- Requirements -
Go over the listing below line by line and tally those containing "this". Give only the tally.

# Start of Provided data

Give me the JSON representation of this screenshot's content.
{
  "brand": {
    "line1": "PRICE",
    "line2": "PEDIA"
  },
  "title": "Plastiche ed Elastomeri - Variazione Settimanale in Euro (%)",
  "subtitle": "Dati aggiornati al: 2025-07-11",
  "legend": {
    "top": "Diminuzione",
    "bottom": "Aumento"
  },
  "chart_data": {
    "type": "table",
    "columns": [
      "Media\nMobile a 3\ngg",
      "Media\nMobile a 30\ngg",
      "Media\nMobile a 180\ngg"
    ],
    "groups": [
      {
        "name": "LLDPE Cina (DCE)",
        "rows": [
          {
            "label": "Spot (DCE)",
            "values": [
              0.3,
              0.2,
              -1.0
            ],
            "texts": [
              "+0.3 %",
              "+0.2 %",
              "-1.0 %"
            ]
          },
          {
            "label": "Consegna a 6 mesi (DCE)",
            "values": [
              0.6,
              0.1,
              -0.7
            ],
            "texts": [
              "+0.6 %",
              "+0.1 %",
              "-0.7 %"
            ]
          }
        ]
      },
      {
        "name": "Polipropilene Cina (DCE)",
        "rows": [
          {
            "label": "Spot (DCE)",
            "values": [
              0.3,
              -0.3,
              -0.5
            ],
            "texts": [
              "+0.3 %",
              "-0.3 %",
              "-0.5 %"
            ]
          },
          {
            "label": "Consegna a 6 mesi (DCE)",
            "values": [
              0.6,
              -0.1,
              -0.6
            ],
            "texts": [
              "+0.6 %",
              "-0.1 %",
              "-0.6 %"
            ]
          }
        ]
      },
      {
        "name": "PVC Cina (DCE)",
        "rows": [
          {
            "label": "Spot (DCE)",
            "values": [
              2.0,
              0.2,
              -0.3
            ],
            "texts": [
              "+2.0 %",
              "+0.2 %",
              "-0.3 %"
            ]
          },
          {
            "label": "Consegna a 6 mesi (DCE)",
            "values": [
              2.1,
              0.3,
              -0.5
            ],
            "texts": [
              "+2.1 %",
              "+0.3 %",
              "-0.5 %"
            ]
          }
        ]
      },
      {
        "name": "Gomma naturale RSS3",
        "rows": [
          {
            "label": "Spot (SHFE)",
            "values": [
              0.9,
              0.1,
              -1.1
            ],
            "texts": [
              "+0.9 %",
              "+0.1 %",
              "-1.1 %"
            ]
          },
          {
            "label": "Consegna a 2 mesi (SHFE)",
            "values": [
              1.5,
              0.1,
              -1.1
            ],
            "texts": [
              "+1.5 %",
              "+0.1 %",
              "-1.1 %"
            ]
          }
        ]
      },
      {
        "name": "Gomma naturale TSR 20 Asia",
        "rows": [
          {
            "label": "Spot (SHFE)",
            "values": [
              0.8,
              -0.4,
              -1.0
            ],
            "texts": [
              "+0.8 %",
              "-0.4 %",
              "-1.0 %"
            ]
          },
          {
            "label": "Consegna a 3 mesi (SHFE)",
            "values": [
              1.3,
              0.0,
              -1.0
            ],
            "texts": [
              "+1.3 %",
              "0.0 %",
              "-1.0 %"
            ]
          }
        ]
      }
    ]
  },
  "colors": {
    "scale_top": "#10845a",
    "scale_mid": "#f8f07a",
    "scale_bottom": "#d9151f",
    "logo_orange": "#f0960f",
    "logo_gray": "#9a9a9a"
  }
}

# End of Provided data
# Start of Provided data

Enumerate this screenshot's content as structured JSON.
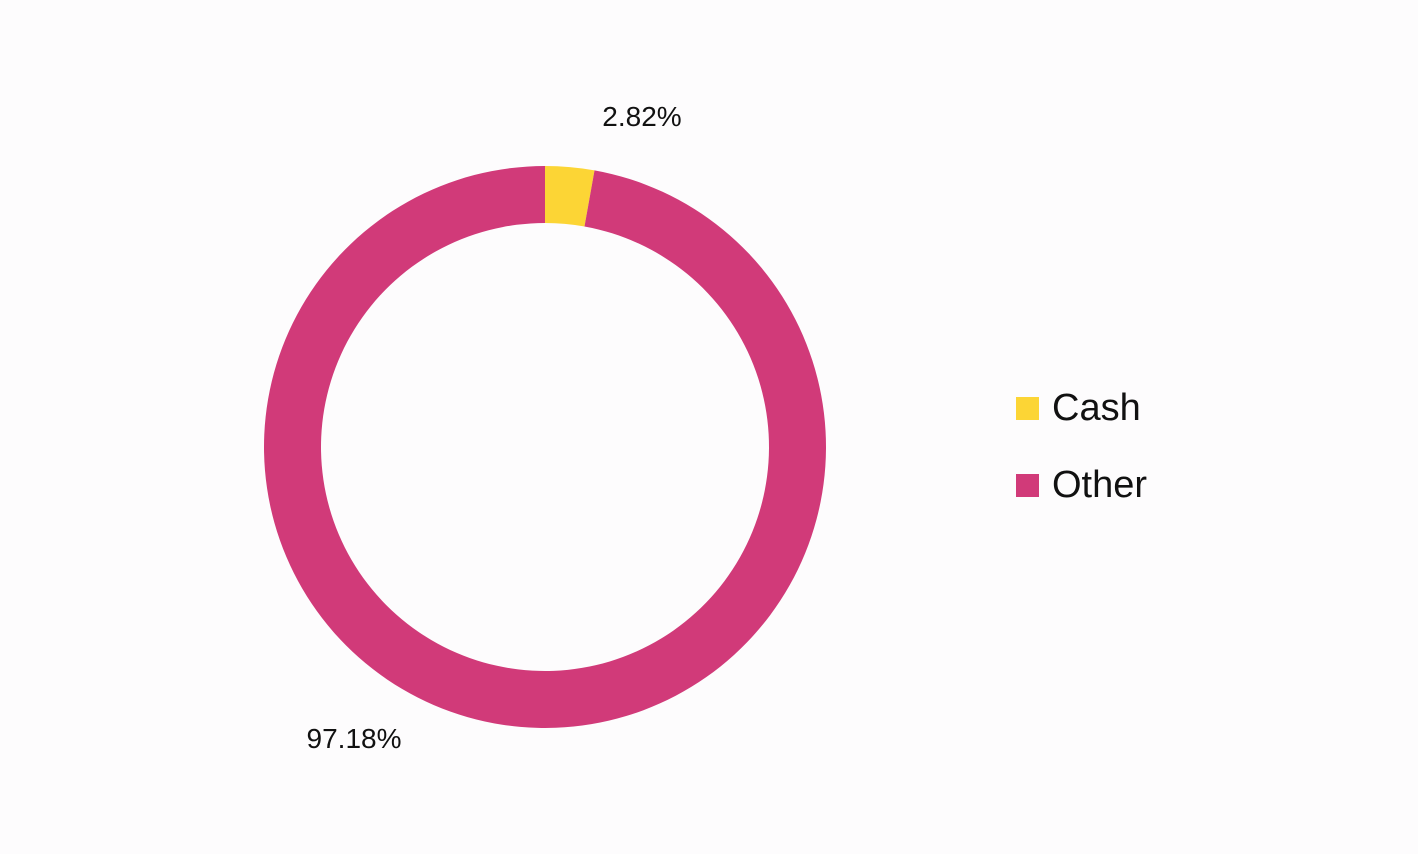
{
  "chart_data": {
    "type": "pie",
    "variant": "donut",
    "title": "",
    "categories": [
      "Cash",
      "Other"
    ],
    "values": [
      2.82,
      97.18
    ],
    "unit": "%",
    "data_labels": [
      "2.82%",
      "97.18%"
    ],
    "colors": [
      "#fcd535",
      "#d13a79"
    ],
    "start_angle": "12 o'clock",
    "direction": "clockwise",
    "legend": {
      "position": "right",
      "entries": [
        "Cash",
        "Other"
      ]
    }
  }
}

# End of Provided data

- Complete output -
2